● Stated exercise: Gather the lines that hold the string "series".

+++++

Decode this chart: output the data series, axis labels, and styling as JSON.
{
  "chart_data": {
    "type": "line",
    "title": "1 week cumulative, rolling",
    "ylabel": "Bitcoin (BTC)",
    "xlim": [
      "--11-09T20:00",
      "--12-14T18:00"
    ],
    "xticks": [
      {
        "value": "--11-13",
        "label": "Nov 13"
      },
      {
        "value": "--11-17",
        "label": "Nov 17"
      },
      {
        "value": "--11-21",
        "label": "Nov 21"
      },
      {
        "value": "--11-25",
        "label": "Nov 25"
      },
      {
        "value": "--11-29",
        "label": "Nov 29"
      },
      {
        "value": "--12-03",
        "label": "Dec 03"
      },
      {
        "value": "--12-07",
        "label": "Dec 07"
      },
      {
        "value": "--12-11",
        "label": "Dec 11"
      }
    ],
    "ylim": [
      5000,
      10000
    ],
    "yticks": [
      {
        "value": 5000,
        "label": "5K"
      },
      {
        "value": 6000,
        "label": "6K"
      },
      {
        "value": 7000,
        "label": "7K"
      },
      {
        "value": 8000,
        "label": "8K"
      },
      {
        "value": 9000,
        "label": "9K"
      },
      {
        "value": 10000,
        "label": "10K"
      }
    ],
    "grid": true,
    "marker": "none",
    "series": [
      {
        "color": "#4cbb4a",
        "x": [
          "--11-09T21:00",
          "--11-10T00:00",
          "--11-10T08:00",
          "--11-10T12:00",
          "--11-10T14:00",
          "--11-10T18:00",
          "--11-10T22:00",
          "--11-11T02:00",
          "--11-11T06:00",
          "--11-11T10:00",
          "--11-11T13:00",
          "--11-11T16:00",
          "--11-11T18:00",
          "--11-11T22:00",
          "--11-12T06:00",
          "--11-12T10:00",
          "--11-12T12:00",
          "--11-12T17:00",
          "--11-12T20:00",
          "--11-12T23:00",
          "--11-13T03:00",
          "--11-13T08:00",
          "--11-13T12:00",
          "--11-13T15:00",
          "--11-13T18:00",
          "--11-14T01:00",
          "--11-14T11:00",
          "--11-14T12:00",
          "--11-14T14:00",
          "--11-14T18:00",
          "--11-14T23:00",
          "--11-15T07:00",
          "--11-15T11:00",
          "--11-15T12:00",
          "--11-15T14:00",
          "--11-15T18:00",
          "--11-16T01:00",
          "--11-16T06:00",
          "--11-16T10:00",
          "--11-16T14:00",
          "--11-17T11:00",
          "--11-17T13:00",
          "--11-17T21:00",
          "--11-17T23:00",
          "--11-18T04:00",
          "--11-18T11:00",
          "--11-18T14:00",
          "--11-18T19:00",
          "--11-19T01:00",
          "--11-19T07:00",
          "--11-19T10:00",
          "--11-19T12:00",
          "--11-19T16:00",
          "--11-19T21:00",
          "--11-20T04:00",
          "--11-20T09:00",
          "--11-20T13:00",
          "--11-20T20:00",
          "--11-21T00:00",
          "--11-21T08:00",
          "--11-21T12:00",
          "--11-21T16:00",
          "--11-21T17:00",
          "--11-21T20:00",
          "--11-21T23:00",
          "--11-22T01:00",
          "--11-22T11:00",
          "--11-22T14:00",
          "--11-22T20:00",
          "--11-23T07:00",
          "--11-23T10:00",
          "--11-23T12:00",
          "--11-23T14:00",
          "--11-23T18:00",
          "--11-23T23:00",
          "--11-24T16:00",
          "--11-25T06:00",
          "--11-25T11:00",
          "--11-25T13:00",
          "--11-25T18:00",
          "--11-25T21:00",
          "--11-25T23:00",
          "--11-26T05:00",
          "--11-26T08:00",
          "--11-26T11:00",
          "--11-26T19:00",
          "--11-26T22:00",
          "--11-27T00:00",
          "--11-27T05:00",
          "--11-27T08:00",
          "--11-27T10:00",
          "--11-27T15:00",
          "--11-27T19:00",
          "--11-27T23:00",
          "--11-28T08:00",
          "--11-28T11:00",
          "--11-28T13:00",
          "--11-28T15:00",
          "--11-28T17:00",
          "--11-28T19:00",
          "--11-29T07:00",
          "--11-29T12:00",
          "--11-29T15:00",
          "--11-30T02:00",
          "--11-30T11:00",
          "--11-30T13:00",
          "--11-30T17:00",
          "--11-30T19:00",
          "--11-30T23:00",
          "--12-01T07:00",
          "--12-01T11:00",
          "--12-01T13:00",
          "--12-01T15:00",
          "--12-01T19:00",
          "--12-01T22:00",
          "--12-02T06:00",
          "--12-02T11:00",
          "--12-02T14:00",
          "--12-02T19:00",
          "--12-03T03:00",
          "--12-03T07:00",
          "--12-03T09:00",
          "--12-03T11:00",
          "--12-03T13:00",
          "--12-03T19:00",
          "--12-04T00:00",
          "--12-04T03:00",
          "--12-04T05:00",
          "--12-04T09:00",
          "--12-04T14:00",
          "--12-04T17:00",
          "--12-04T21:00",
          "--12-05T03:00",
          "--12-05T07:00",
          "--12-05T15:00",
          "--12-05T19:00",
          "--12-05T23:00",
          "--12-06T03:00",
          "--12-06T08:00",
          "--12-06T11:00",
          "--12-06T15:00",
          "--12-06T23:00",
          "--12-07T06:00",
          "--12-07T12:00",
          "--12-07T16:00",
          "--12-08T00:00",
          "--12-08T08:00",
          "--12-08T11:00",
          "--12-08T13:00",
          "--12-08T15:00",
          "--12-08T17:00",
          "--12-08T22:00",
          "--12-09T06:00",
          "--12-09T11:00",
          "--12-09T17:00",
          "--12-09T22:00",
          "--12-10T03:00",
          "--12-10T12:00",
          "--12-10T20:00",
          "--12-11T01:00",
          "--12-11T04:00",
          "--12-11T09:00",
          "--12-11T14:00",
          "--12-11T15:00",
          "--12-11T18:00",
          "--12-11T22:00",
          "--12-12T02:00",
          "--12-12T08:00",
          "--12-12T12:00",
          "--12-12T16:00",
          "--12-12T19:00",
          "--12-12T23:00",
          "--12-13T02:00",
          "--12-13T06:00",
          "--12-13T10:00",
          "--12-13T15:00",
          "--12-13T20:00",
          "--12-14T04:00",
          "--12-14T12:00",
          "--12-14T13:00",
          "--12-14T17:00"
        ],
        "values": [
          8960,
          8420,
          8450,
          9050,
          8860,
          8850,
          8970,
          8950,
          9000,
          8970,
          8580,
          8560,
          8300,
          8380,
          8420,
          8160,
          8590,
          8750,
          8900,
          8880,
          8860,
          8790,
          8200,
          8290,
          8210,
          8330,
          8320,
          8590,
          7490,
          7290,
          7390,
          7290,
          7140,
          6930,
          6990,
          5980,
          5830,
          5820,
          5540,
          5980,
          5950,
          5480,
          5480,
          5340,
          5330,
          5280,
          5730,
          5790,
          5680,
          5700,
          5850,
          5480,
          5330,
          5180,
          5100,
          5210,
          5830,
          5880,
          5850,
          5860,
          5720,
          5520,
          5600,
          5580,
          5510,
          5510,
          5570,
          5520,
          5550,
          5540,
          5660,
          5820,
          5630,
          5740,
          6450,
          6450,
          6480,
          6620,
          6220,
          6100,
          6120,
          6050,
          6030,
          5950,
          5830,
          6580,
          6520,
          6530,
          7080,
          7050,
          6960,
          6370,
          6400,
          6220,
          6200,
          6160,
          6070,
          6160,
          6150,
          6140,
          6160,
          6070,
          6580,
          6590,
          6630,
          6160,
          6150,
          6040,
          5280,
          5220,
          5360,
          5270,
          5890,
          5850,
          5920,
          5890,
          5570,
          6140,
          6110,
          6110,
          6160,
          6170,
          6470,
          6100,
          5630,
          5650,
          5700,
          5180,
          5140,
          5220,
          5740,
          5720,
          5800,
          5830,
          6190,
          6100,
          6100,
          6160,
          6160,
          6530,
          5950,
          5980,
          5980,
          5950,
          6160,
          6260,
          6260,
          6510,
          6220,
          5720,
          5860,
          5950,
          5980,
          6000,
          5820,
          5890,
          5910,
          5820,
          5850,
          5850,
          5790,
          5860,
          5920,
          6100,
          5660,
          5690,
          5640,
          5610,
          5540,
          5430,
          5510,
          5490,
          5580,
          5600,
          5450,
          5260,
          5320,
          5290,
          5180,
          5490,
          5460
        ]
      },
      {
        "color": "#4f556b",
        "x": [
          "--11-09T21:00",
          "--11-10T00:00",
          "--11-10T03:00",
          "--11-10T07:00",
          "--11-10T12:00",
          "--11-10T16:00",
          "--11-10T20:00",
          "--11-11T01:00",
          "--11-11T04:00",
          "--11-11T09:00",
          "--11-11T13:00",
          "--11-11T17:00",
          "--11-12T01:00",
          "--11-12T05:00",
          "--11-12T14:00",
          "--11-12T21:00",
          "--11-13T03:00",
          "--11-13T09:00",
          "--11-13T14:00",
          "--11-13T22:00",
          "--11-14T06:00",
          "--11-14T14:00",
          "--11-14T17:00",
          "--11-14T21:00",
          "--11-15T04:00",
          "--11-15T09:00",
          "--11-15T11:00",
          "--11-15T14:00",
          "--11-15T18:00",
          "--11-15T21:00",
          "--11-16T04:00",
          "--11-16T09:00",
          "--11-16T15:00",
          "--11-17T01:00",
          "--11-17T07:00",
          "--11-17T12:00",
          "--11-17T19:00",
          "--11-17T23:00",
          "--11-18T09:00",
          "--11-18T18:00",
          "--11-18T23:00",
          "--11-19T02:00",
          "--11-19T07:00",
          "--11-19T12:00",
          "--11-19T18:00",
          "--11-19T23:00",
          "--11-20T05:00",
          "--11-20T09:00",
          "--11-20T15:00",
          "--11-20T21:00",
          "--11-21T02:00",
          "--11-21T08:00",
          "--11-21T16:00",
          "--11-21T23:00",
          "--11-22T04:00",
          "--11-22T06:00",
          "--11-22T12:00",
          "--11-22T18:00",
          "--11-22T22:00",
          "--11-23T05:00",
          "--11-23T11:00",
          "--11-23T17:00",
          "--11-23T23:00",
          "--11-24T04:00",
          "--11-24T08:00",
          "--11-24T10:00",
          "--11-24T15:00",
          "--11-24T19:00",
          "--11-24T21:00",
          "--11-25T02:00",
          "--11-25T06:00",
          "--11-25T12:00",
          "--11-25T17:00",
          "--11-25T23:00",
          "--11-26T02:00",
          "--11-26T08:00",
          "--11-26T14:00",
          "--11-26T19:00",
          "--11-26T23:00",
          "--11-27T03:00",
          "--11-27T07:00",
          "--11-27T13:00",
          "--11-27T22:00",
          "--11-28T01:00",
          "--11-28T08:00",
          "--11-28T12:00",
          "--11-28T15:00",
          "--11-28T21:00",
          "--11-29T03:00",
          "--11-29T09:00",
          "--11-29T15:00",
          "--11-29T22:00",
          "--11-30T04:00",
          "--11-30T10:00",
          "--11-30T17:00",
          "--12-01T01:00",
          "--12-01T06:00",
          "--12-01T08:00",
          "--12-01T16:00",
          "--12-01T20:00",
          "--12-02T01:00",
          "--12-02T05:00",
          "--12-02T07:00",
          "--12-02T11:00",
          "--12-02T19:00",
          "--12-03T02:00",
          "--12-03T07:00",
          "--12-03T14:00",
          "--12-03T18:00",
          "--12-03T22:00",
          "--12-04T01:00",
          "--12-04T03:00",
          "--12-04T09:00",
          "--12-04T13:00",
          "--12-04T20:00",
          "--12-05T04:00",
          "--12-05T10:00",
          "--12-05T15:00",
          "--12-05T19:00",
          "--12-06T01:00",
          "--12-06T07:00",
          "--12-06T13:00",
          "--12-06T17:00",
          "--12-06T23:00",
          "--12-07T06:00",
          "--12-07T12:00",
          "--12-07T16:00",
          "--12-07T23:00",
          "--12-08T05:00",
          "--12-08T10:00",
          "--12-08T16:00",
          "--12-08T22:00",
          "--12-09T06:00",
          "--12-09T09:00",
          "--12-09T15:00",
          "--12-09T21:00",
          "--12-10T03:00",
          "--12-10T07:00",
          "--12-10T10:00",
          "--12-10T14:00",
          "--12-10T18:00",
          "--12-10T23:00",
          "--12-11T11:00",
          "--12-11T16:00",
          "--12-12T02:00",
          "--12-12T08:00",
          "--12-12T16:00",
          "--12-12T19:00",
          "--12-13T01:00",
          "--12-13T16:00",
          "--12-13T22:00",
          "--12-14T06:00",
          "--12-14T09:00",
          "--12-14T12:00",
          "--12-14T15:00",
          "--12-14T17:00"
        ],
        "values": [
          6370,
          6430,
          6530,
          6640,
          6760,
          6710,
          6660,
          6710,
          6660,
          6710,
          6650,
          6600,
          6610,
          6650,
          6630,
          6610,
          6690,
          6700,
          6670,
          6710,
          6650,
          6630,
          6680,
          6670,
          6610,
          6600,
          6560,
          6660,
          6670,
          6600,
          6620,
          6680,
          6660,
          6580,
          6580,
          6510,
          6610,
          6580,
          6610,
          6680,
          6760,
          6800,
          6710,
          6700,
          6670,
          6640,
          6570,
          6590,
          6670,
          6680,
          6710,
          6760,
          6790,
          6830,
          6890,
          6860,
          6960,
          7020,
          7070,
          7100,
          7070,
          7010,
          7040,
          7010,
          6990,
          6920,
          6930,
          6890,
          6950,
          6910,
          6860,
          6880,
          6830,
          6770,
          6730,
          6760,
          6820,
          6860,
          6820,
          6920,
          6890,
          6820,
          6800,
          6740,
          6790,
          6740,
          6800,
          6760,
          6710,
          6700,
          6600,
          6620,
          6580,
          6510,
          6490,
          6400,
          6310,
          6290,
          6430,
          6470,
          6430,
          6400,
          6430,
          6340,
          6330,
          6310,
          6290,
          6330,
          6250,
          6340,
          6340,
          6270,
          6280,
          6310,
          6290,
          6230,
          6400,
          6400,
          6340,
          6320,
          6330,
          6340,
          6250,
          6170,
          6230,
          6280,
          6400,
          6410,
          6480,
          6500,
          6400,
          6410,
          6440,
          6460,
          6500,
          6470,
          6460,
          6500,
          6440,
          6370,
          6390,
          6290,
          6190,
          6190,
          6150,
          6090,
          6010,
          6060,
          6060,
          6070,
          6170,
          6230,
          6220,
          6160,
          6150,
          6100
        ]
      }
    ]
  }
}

+++++

● Exercise answer:
Decode this chart: output the data series, axis labels, and styling as JSON.
    "series": [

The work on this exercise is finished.